#### WHAT TO PRODUCE
Return all lines with the word "Amplitude" in them.

#### ITEMS
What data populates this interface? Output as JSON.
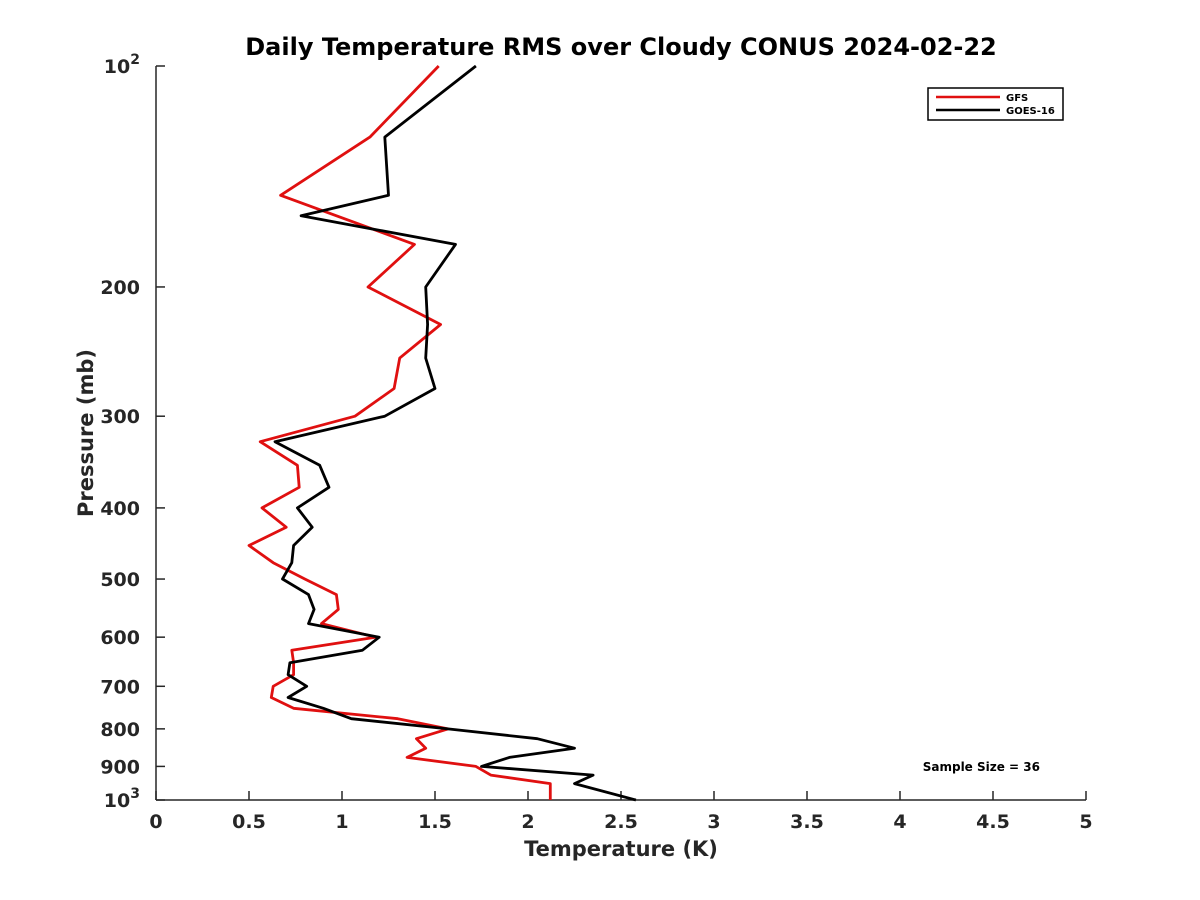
{
  "chart_data": {
    "type": "line",
    "title": "Daily Temperature RMS over Cloudy CONUS 2024-02-22",
    "xlabel": "Temperature (K)",
    "ylabel": "Pressure (mb)",
    "xlim": [
      0,
      5
    ],
    "ylim": [
      100,
      1000
    ],
    "y_scale": "log",
    "y_reversed": true,
    "grid": false,
    "legend_position": "top-right",
    "x_ticks": [
      "0",
      "0.5",
      "1",
      "1.5",
      "2",
      "2.5",
      "3",
      "3.5",
      "4",
      "4.5",
      "5"
    ],
    "y_ticks": [
      {
        "value": 100,
        "base": "10",
        "exp": "2"
      },
      {
        "value": 200,
        "label": "200"
      },
      {
        "value": 300,
        "label": "300"
      },
      {
        "value": 400,
        "label": "400"
      },
      {
        "value": 500,
        "label": "500"
      },
      {
        "value": 600,
        "label": "600"
      },
      {
        "value": 700,
        "label": "700"
      },
      {
        "value": 800,
        "label": "800"
      },
      {
        "value": 900,
        "label": "900"
      },
      {
        "value": 1000,
        "base": "10",
        "exp": "3"
      }
    ],
    "annotation": "Sample Size = 36",
    "series": [
      {
        "name": "GFS",
        "color": "#e01010",
        "points": [
          {
            "x": 1.52,
            "y": 100
          },
          {
            "x": 1.15,
            "y": 125
          },
          {
            "x": 0.67,
            "y": 150
          },
          {
            "x": 1.39,
            "y": 175
          },
          {
            "x": 1.14,
            "y": 200
          },
          {
            "x": 1.53,
            "y": 225
          },
          {
            "x": 1.31,
            "y": 250
          },
          {
            "x": 1.28,
            "y": 275
          },
          {
            "x": 1.07,
            "y": 300
          },
          {
            "x": 0.56,
            "y": 325
          },
          {
            "x": 0.76,
            "y": 350
          },
          {
            "x": 0.77,
            "y": 375
          },
          {
            "x": 0.57,
            "y": 400
          },
          {
            "x": 0.7,
            "y": 425
          },
          {
            "x": 0.5,
            "y": 450
          },
          {
            "x": 0.63,
            "y": 475
          },
          {
            "x": 0.8,
            "y": 500
          },
          {
            "x": 0.97,
            "y": 525
          },
          {
            "x": 0.98,
            "y": 550
          },
          {
            "x": 0.89,
            "y": 575
          },
          {
            "x": 1.18,
            "y": 600
          },
          {
            "x": 0.73,
            "y": 625
          },
          {
            "x": 0.74,
            "y": 650
          },
          {
            "x": 0.74,
            "y": 675
          },
          {
            "x": 0.63,
            "y": 700
          },
          {
            "x": 0.62,
            "y": 725
          },
          {
            "x": 0.74,
            "y": 750
          },
          {
            "x": 1.3,
            "y": 775
          },
          {
            "x": 1.57,
            "y": 800
          },
          {
            "x": 1.4,
            "y": 825
          },
          {
            "x": 1.45,
            "y": 850
          },
          {
            "x": 1.35,
            "y": 875
          },
          {
            "x": 1.72,
            "y": 900
          },
          {
            "x": 1.8,
            "y": 925
          },
          {
            "x": 2.12,
            "y": 950
          },
          {
            "x": 2.12,
            "y": 1000
          }
        ]
      },
      {
        "name": "GOES-16",
        "color": "#000000",
        "points": [
          {
            "x": 1.72,
            "y": 100
          },
          {
            "x": 1.23,
            "y": 125
          },
          {
            "x": 1.25,
            "y": 150
          },
          {
            "x": 0.78,
            "y": 160
          },
          {
            "x": 1.61,
            "y": 175
          },
          {
            "x": 1.45,
            "y": 200
          },
          {
            "x": 1.46,
            "y": 225
          },
          {
            "x": 1.45,
            "y": 250
          },
          {
            "x": 1.5,
            "y": 275
          },
          {
            "x": 1.23,
            "y": 300
          },
          {
            "x": 0.64,
            "y": 325
          },
          {
            "x": 0.88,
            "y": 350
          },
          {
            "x": 0.93,
            "y": 375
          },
          {
            "x": 0.76,
            "y": 400
          },
          {
            "x": 0.84,
            "y": 425
          },
          {
            "x": 0.74,
            "y": 450
          },
          {
            "x": 0.73,
            "y": 475
          },
          {
            "x": 0.68,
            "y": 500
          },
          {
            "x": 0.82,
            "y": 525
          },
          {
            "x": 0.85,
            "y": 550
          },
          {
            "x": 0.82,
            "y": 575
          },
          {
            "x": 1.2,
            "y": 600
          },
          {
            "x": 1.11,
            "y": 625
          },
          {
            "x": 0.72,
            "y": 650
          },
          {
            "x": 0.71,
            "y": 675
          },
          {
            "x": 0.81,
            "y": 700
          },
          {
            "x": 0.71,
            "y": 725
          },
          {
            "x": 0.9,
            "y": 750
          },
          {
            "x": 1.05,
            "y": 775
          },
          {
            "x": 1.57,
            "y": 800
          },
          {
            "x": 2.05,
            "y": 825
          },
          {
            "x": 2.25,
            "y": 850
          },
          {
            "x": 1.9,
            "y": 875
          },
          {
            "x": 1.75,
            "y": 900
          },
          {
            "x": 2.35,
            "y": 925
          },
          {
            "x": 2.25,
            "y": 950
          },
          {
            "x": 2.58,
            "y": 1000
          }
        ]
      }
    ]
  }
}
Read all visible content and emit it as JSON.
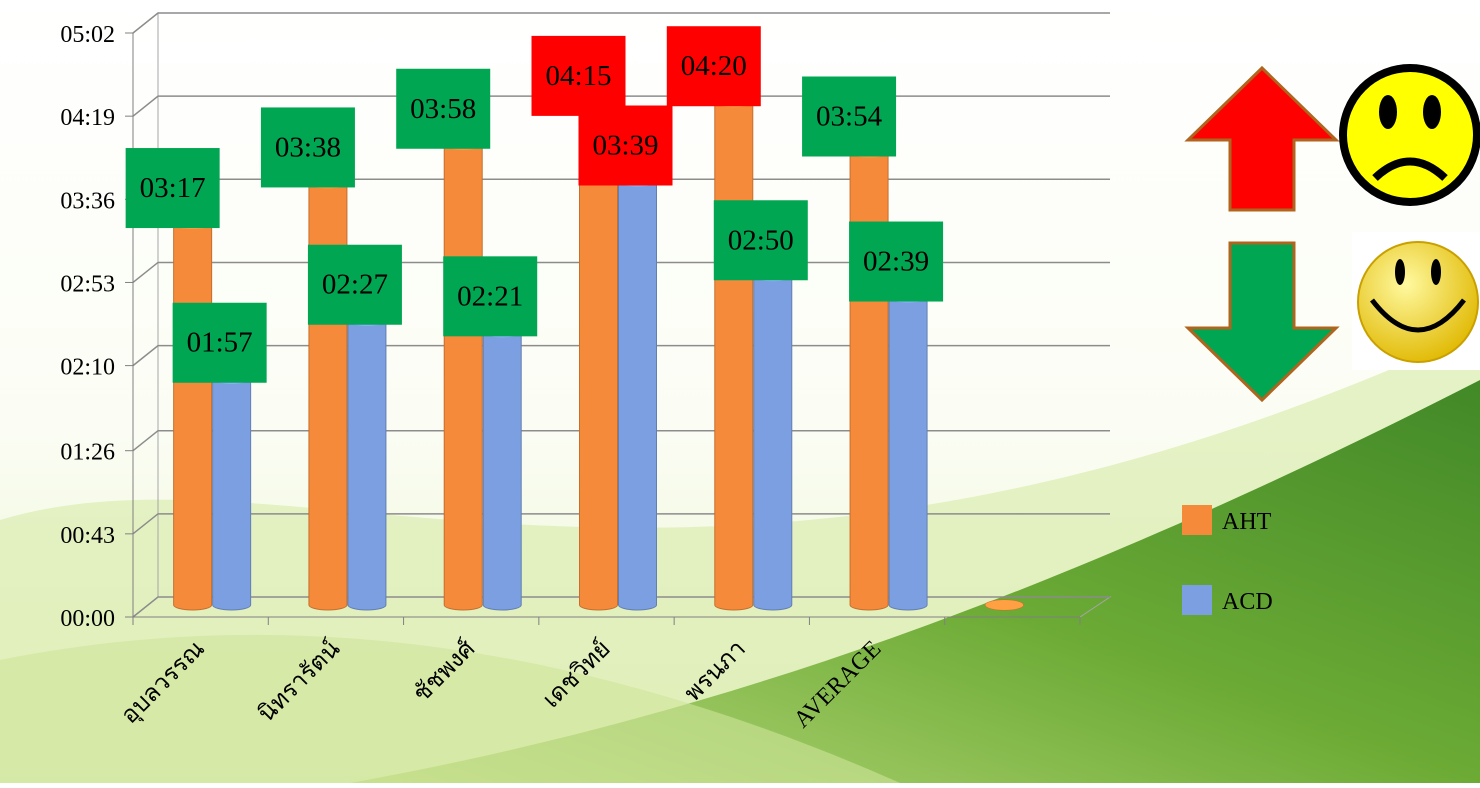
{
  "chart_data": {
    "type": "bar3d",
    "categories": [
      "อุบลวรรณ",
      "นิทรารัตน์",
      "ชัชพงศ์",
      "เดชวิทย์",
      "พรนภา",
      "AVERAGE",
      null
    ],
    "series": [
      {
        "name": "AHT",
        "color": "#f58b3a",
        "values": [
          197,
          218,
          238,
          255,
          260,
          234,
          0
        ],
        "value_labels": [
          "03:17",
          "03:38",
          "03:58",
          "04:15",
          "04:20",
          "03:54",
          null
        ],
        "label_colors": [
          "#00a651",
          "#00a651",
          "#00a651",
          "#ff0000",
          "#ff0000",
          "#00a651",
          null
        ]
      },
      {
        "name": "ACD",
        "color": "#7b9fe0",
        "values": [
          117,
          147,
          141,
          219,
          170,
          159,
          null
        ],
        "value_labels": [
          "01:57",
          "02:27",
          "02:21",
          "03:39",
          "02:50",
          "02:39",
          null
        ],
        "label_colors": [
          "#00a651",
          "#00a651",
          "#00a651",
          "#ff0000",
          "#00a651",
          "#00a651",
          null
        ]
      }
    ],
    "ylim": [
      0,
      302
    ],
    "yticks": [
      {
        "value": 0,
        "label": "00:00"
      },
      {
        "value": 43,
        "label": "00:43"
      },
      {
        "value": 86,
        "label": "01:26"
      },
      {
        "value": 130,
        "label": "02:10"
      },
      {
        "value": 173,
        "label": "02:53"
      },
      {
        "value": 216,
        "label": "03:36"
      },
      {
        "value": 259,
        "label": "04:19"
      },
      {
        "value": 302,
        "label": "05:02"
      }
    ],
    "grid": true,
    "legend": "right"
  }
}
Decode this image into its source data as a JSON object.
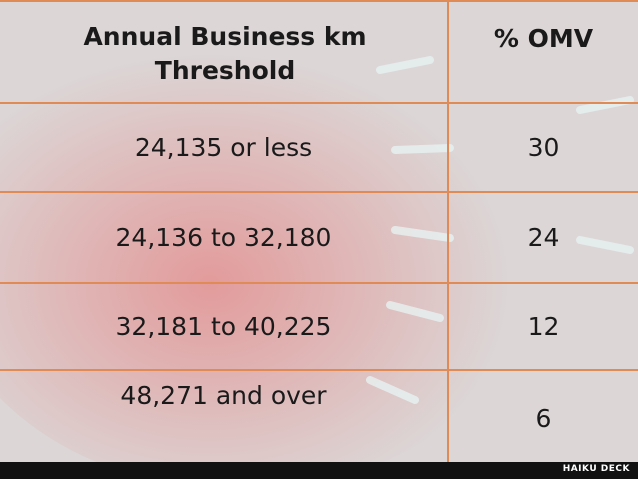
{
  "table": {
    "header": [
      "Annual Business km Threshold",
      "% OMV"
    ],
    "rows": [
      [
        "24,135 or less",
        "30"
      ],
      [
        "24,136 to 32,180",
        "24"
      ],
      [
        "32,181 to 40,225",
        "12"
      ],
      [
        "48,271 and over",
        "6"
      ]
    ]
  },
  "footer": {
    "brand": "HAIKU DECK"
  }
}
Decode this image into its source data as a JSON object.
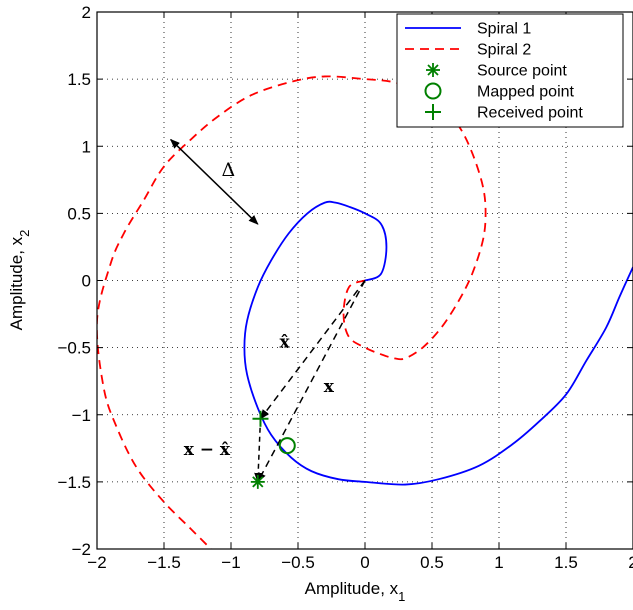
{
  "chart_data": {
    "type": "line",
    "xlabel": "Amplitude, x",
    "xlabel_sub": "1",
    "ylabel": "Amplitude, x",
    "ylabel_sub": "2",
    "xlim": [
      -2,
      2
    ],
    "ylim": [
      -2,
      2
    ],
    "xticks": [
      -2,
      -1.5,
      -1,
      -0.5,
      0,
      0.5,
      1,
      1.5,
      2
    ],
    "yticks": [
      -2,
      -1.5,
      -1,
      -0.5,
      0,
      0.5,
      1,
      1.5,
      2
    ],
    "xtick_labels": [
      "−2",
      "−1.5",
      "−1",
      "−0.5",
      "0",
      "0.5",
      "1",
      "1.5",
      "2"
    ],
    "ytick_labels": [
      "−2",
      "−1.5",
      "−1",
      "−0.5",
      "0",
      "0.5",
      "1",
      "1.5",
      "2"
    ],
    "grid": "dotted",
    "legend_position": "top-right",
    "series": [
      {
        "name": "Spiral 1",
        "style": "solid",
        "color": "#0000ff",
        "x": [
          0.0,
          0.12,
          0.16,
          0.12,
          0.0,
          -0.12,
          -0.22,
          -0.3,
          -0.43,
          -0.57,
          -0.7,
          -0.8,
          -0.88,
          -0.9,
          -0.88,
          -0.8,
          -0.7,
          -0.55,
          -0.4,
          -0.2,
          0.0,
          0.3,
          0.55,
          0.85,
          1.1,
          1.3,
          1.5,
          1.65,
          1.8,
          1.9,
          2.0
        ],
        "y": [
          0.0,
          0.05,
          0.25,
          0.42,
          0.5,
          0.55,
          0.58,
          0.58,
          0.5,
          0.35,
          0.15,
          -0.05,
          -0.3,
          -0.5,
          -0.7,
          -0.95,
          -1.15,
          -1.32,
          -1.42,
          -1.48,
          -1.5,
          -1.52,
          -1.48,
          -1.38,
          -1.22,
          -1.05,
          -0.85,
          -0.6,
          -0.35,
          -0.12,
          0.1
        ]
      },
      {
        "name": "Spiral 2",
        "style": "dashed",
        "color": "#ff0000",
        "x": [
          0.0,
          -0.12,
          -0.16,
          -0.12,
          0.0,
          0.12,
          0.22,
          0.3,
          0.43,
          0.57,
          0.7,
          0.8,
          0.88,
          0.9,
          0.88,
          0.8,
          0.7,
          0.55,
          0.4,
          0.2,
          0.0,
          -0.3,
          -0.55,
          -0.85,
          -1.1,
          -1.3,
          -1.5,
          -1.65,
          -1.8,
          -1.9,
          -2.0,
          -1.95,
          -1.85,
          -1.7,
          -1.5,
          -1.3,
          -1.15
        ],
        "y": [
          0.0,
          -0.05,
          -0.25,
          -0.42,
          -0.5,
          -0.55,
          -0.58,
          -0.58,
          -0.5,
          -0.35,
          -0.15,
          0.05,
          0.3,
          0.5,
          0.7,
          0.95,
          1.15,
          1.32,
          1.42,
          1.48,
          1.5,
          1.52,
          1.48,
          1.38,
          1.22,
          1.05,
          0.85,
          0.6,
          0.35,
          0.12,
          -0.3,
          -0.8,
          -1.1,
          -1.4,
          -1.65,
          -1.85,
          -2.0
        ]
      }
    ],
    "points": {
      "source": {
        "name": "Source point",
        "x": -0.8,
        "y": -1.5,
        "marker": "asterisk",
        "color": "#008000"
      },
      "mapped": {
        "name": "Mapped point",
        "x": -0.58,
        "y": -1.23,
        "marker": "circle",
        "color": "#008000"
      },
      "received": {
        "name": "Received point",
        "x": -0.78,
        "y": -1.03,
        "marker": "plus",
        "color": "#008000"
      }
    },
    "annotations": {
      "delta_label": "Δ",
      "delta_arrow": {
        "from": [
          -1.45,
          1.05
        ],
        "to": [
          -0.8,
          0.42
        ]
      },
      "x_hat_label": "x̂",
      "x_label": "x",
      "x_minus_x_hat_label": "x − x̂",
      "x_hat_label_pos": [
        -0.6,
        -0.5
      ],
      "x_label_pos": [
        -0.27,
        -0.83
      ],
      "x_minus_x_hat_label_pos": [
        -1.18,
        -1.3
      ]
    },
    "legend": [
      {
        "label": "Spiral 1",
        "style": "solid",
        "color": "#0000ff"
      },
      {
        "label": "Spiral 2",
        "style": "dashed",
        "color": "#ff0000"
      },
      {
        "label": "Source point",
        "marker": "asterisk",
        "color": "#008000"
      },
      {
        "label": "Mapped point",
        "marker": "circle",
        "color": "#008000"
      },
      {
        "label": "Received point",
        "marker": "plus",
        "color": "#008000"
      }
    ]
  }
}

#### RESULT BELOW
    "xlabel": "Amplitude, x",
    "ylabel": "Amplitude, x",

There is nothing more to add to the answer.